**JOB:**
Each line containing the word "color" needs to be copied.
:: INFORMATION SUPPLIED ::
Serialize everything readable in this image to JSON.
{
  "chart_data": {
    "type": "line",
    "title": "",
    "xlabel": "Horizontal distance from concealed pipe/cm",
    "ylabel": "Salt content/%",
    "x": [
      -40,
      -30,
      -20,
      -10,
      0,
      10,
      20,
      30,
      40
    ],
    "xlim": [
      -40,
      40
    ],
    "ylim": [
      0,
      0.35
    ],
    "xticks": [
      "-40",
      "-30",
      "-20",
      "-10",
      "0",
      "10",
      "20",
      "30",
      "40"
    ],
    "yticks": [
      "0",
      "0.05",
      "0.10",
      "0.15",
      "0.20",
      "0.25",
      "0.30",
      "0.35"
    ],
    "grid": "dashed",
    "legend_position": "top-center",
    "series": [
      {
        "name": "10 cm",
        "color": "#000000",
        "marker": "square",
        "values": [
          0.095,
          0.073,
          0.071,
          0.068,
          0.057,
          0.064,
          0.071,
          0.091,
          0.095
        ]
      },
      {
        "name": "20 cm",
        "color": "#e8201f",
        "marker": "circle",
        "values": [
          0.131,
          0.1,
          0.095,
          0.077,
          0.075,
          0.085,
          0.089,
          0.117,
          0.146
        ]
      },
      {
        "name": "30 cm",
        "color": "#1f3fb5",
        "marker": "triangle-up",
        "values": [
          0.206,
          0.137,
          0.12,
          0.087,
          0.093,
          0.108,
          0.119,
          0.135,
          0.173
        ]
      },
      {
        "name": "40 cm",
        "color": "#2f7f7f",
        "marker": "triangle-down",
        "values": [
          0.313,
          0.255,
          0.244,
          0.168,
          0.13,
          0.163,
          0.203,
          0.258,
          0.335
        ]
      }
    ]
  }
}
:::
**FULL RESPONSE:**
        "color": "#000000",
        "color": "#e8201f",
        "color": "#1f3fb5",
        "color": "#2f7f7f",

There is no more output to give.